- Supplied text -
In the first year of the pandemic for the Virginia hospital system, no amount of email communication about self-care, or reminders to take vacation days, were working. 

“One of our doctors came to say to me, ‘I can do all the yoga, but if I come to work and there’s not enough staff to take care of the patients that are under my watch, I can’t be healthy. I’m not the problem; the system is the problem,’” she said.

She calls that conversation an “aha moment,” one that fundamentally changed the way she viewed stress and burnout in the ER.

“The beginning of this work has to start with us telling people they individually matter,” she said. 

Across the country, workers in the medical field are leaving en masse and hospitals are desperate. More than half of departing workers report being burned out, according to a USA Today/Ipsos survey, and 32% of nurses say they are thinking about leaving their jobs. 

The problem of physician stress gained national attention following the death of Dr. Lorna M. Breen, who died by suicide in April 2020 at her family’s Charlottesville home.

The stark numbers led the Carilion Clinic to re-evaluate its wellness program, which was already several decades old. One of its most successful endeavors: place counselors in the hospital who can respond immediately during a crisis. 

When a nurse loses a young patient or has an altercation with an aggressive family member, Chad Runyon, or another licensed counselor with Carilion’s Employee Assistance Program (EAP), gets called. They introduce themselves in person and hand out business cards. 

“Sometimes it’s hard to remember all the people they’ve saved because they’re not seeing that in the moment,” Runyon said. “The way we respond … reaches people that wouldn’t have reached out. When we show up in the flesh, they’re more likely to use (the EAP program).”

A medical worker stands over a patient in the COVID-19 unit of Carilion Roanoke Memorial Hospital. Courtesy of Carilion Clinic.

- Tasks -
• A. In the hospital burnout article, reproduce the passage between "The problem of" and "during a crisis.", inclusive, switching "wellness program" to "staff support program".
• B. According to the hospital burnout article, why does Runyon say it matters that counselors respond in person? Answer in one to three sentences.

- Provided records -
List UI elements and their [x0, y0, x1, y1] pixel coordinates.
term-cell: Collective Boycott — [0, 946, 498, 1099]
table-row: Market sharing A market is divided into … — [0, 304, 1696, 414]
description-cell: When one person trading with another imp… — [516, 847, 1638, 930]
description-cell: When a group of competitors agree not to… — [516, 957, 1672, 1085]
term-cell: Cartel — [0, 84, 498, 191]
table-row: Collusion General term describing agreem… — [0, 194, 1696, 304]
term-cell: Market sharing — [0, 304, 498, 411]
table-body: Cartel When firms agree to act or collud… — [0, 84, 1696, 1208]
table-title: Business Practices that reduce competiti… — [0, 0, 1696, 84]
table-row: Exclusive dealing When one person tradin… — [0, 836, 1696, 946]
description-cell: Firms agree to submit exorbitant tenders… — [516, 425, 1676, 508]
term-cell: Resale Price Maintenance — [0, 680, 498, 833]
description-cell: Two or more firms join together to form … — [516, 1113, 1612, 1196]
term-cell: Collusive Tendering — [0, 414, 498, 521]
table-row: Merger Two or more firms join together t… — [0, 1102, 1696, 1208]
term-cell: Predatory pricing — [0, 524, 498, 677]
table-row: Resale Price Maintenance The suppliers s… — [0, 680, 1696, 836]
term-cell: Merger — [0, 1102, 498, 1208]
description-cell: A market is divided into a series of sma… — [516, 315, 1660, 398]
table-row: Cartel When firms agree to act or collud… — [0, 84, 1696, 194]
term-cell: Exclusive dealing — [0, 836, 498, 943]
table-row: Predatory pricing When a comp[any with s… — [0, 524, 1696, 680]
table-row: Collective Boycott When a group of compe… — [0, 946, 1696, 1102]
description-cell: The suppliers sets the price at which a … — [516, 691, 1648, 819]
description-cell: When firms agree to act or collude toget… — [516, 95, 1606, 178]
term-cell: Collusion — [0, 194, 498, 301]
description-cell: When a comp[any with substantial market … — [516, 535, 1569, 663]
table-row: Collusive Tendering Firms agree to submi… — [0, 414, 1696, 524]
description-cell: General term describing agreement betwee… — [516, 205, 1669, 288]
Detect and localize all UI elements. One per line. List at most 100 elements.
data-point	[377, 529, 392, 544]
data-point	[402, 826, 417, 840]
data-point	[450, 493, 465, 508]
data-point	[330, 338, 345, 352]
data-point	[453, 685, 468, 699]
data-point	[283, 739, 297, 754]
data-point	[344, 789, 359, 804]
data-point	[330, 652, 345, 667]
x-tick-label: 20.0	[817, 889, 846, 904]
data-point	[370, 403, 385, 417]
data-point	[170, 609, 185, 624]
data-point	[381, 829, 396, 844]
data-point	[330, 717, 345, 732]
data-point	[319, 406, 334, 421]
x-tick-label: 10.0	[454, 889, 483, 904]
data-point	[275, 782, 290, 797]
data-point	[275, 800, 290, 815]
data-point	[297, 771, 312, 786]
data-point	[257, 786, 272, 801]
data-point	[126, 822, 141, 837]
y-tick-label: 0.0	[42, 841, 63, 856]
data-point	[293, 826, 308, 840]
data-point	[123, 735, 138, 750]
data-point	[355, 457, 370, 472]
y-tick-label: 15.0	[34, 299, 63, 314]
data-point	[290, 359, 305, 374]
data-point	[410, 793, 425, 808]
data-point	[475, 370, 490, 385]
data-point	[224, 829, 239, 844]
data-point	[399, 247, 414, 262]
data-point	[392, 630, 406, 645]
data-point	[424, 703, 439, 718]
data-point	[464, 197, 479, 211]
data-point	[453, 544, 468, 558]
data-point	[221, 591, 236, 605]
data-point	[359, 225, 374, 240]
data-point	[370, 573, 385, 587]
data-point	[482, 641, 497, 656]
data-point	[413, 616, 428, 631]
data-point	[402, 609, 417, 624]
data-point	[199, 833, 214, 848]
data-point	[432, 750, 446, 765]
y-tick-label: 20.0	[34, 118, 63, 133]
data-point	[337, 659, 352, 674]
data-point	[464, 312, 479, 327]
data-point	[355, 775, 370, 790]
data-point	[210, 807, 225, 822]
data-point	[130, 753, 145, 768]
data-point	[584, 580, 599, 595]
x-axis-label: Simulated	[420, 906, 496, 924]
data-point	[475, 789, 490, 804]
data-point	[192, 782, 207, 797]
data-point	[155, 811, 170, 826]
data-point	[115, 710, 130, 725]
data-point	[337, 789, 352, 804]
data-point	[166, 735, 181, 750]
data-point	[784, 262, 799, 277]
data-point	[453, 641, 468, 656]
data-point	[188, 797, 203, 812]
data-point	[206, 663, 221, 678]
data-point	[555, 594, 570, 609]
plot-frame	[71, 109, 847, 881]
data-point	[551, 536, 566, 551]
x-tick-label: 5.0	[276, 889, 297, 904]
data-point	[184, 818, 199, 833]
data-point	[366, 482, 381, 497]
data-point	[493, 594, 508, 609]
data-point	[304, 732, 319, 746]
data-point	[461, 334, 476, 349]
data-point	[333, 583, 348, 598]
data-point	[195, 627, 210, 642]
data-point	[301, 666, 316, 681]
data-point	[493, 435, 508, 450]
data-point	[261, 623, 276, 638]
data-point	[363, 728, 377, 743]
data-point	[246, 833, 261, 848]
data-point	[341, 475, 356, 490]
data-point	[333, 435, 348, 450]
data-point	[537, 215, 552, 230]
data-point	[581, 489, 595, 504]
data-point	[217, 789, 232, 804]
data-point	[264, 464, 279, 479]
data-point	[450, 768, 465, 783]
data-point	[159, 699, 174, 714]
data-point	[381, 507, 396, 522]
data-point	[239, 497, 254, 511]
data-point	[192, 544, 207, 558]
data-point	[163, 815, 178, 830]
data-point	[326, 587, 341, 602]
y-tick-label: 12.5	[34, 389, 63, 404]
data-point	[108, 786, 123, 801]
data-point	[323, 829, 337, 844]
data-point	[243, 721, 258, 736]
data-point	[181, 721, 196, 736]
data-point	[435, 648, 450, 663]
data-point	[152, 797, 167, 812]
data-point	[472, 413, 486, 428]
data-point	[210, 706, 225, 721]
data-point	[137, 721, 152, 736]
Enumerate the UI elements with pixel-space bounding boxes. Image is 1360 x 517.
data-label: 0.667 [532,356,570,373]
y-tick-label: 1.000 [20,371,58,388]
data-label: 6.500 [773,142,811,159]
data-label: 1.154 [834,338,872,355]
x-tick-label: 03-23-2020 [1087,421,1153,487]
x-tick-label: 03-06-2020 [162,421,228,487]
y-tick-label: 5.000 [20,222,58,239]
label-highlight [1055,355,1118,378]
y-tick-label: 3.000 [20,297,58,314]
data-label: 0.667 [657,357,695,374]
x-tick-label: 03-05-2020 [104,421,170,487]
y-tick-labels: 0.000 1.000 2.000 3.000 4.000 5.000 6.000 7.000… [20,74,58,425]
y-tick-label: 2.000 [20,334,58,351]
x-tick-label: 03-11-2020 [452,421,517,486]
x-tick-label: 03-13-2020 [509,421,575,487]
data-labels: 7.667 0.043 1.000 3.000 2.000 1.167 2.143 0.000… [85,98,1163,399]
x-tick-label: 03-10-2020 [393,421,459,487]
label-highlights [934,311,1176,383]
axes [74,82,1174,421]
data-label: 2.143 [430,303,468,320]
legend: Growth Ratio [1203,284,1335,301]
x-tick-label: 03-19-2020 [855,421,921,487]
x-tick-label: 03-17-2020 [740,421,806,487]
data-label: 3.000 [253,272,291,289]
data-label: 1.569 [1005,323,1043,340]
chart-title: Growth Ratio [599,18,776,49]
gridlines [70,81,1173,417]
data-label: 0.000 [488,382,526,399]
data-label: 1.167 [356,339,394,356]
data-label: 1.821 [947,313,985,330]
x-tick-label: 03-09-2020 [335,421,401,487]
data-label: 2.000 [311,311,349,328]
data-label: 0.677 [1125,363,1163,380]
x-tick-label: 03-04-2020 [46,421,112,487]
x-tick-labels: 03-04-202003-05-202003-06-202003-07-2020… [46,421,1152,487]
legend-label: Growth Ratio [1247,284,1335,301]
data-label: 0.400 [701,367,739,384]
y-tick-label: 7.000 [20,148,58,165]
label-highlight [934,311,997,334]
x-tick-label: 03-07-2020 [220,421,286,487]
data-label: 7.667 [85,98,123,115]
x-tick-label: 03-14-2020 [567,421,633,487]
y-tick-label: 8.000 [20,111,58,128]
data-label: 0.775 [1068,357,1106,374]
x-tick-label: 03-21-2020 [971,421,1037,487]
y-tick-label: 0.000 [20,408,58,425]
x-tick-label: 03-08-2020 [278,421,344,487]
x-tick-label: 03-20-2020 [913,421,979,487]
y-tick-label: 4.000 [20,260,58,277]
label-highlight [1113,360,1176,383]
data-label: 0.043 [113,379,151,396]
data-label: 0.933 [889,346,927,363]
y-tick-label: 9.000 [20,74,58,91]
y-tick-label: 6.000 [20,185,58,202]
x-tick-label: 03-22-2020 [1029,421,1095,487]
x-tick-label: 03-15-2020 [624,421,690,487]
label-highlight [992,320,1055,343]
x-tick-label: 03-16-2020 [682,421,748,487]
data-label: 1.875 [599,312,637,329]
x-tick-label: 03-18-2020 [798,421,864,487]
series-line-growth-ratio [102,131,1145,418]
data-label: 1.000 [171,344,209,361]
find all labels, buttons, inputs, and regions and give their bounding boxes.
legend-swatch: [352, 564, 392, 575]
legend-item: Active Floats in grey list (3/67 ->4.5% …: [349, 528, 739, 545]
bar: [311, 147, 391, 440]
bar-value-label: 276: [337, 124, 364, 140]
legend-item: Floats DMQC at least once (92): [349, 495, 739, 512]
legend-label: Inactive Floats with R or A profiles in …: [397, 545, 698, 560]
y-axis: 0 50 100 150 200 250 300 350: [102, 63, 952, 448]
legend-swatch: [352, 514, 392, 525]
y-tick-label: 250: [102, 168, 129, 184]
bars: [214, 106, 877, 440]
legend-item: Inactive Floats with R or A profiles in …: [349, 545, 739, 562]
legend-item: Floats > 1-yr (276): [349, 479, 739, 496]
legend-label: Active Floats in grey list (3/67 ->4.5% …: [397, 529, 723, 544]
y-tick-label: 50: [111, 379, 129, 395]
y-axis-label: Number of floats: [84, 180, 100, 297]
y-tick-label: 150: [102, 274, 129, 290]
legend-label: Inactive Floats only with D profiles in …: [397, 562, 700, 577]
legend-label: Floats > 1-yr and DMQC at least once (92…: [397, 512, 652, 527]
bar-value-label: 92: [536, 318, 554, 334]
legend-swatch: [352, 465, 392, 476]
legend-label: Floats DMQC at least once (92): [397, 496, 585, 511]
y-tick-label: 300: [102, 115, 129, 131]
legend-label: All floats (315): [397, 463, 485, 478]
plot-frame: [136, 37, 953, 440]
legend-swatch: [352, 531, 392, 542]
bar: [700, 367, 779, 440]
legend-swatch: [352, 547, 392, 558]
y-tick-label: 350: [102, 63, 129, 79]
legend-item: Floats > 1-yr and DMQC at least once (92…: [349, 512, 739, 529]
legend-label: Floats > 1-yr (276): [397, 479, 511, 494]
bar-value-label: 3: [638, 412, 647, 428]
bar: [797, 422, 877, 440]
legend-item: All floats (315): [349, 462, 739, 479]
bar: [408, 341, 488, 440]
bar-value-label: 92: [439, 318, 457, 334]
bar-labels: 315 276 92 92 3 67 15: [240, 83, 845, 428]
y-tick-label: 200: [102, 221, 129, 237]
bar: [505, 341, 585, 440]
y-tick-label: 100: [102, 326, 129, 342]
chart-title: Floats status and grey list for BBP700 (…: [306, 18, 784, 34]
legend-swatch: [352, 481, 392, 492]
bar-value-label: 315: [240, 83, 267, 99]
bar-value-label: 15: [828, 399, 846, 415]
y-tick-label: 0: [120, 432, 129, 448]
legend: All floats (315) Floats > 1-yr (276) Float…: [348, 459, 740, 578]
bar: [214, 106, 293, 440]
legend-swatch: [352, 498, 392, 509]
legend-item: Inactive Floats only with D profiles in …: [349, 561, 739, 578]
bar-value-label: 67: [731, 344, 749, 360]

- Task-by-task solutions -
• A.
The problem of physician stress gained national attention following the death of Dr. Lorna M. Breen, who died by suicide in April 2020 at her family’s Charlottesville home.

The stark numbers led the Carilion Clinic to re-evaluate its staff support program, which was already several decades old. One of its most successful endeavors: place counselors in the hospital who can respond immediately during a crisis.

• B. Runyon says that responding this way reaches people who would not have reached out on their own. When counselors show up in the flesh, staff are more likely to use the Employee Assistance Program.